** START **

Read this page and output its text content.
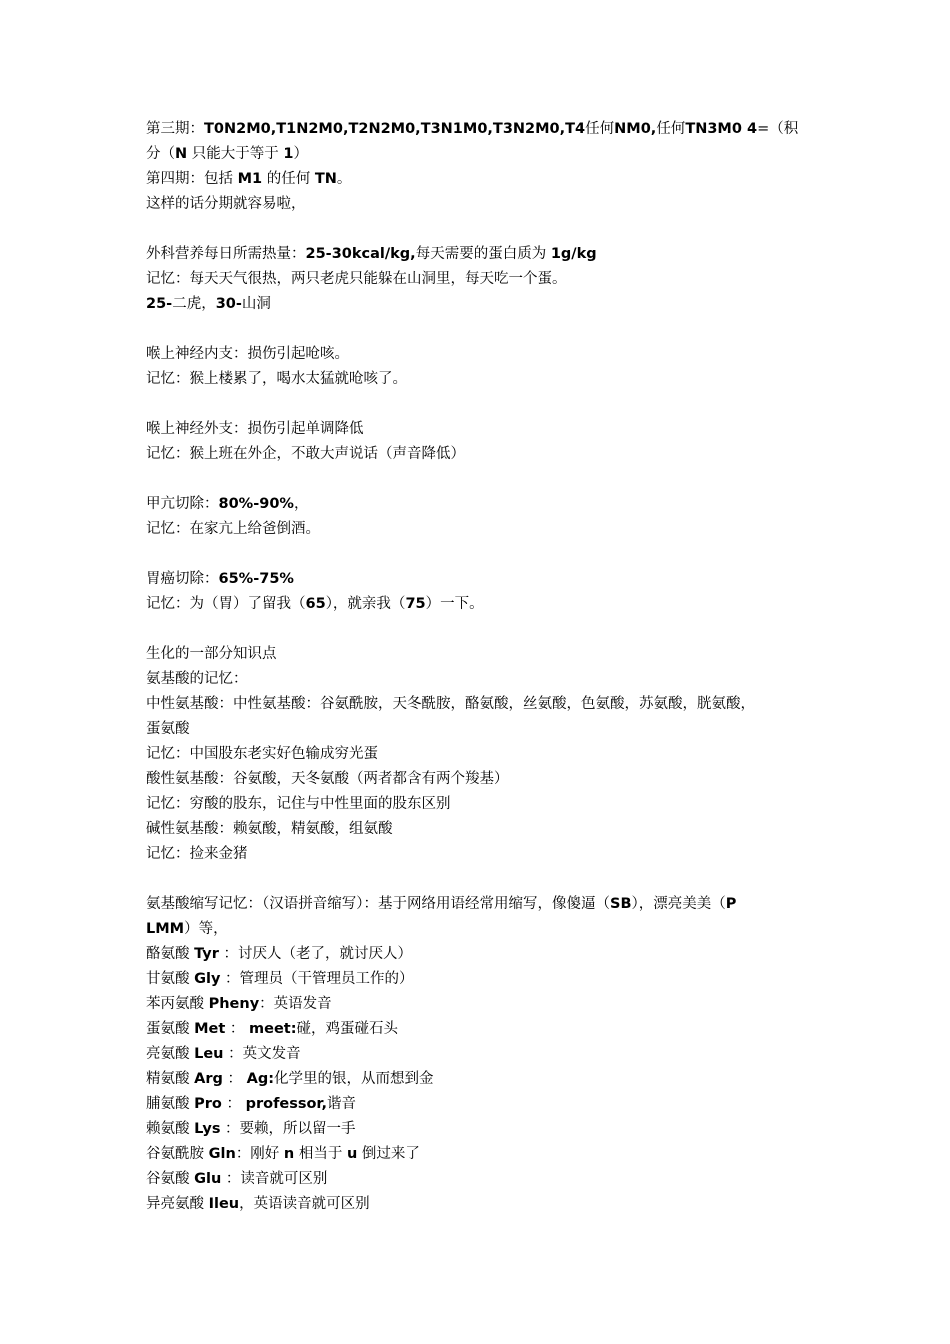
第三期：T0N2M0,T1N2M0,T2N2M0,T3N1M0,T3N2M0,T4任何NM0,任何TN3M0 4=（积
分（N 只能大于等于 1）
第四期：包括 M1 的任何 TN。
这样的话分期就容易啦，
外科营养每日所需热量：25-30kcal/kg,每天需要的蛋白质为 1g/kg
记忆：每天天气很热，两只老虎只能躲在山洞里，每天吃一个蛋。
25-二虎，30-山洞
喉上神经内支：损伤引起呛咳。
记忆：猴上楼累了，喝水太猛就呛咳了。
喉上神经外支：损伤引起单调降低
记忆：猴上班在外企，不敢大声说话（声音降低）
甲亢切除：80%-90%，
记忆：在家亢上给爸倒酒。
胃癌切除：65%-75%
记忆：为（胃）了留我（65），就亲我（75）一下。
生化的一部分知识点
氨基酸的记忆：
中性氨基酸：中性氨基酸：谷氨酰胺，天冬酰胺，酪氨酸，丝氨酸，色氨酸，苏氨酸，胱氨酸，
蛋氨酸
记忆：中国股东老实好色输成穷光蛋
酸性氨基酸：谷氨酸，天冬氨酸（两者都含有两个羧基）
记忆：穷酸的股东，记住与中性里面的股东区别
碱性氨基酸：赖氨酸，精氨酸，组氨酸
记忆：捡来金猪
氨基酸缩写记忆：（汉语拼音缩写）：基于网络用语经常用缩写，像傻逼（SB），漂亮美美（P
LMM）等，
酪氨酸 Tyr ：讨厌人（老了，就讨厌人）
甘氨酸 Gly ：管理员（干管理员工作的）
苯丙氨酸 Pheny：英语发音
蛋氨酸 Met ： meet:碰，鸡蛋碰石头
亮氨酸 Leu ：英文发音
精氨酸 Arg ： Ag:化学里的银，从而想到金
脯氨酸 Pro ： professor,谐音
赖氨酸 Lys ：要赖，所以留一手
谷氨酰胺 Gln：刚好 n 相当于 u 倒过来了
谷氨酸 Glu ：读音就可区别
异亮氨酸 Ileu，英语读音就可区别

** END **

Find the word "谷氨酰胺" in the records and pull out each line that has it.

Written answer:
中性氨基酸：中性氨基酸：谷氨酰胺，天冬酰胺，酪氨酸，丝氨酸，色氨酸，苏氨酸，胱氨酸，
谷氨酰胺 Gln：刚好 n 相当于 u 倒过来了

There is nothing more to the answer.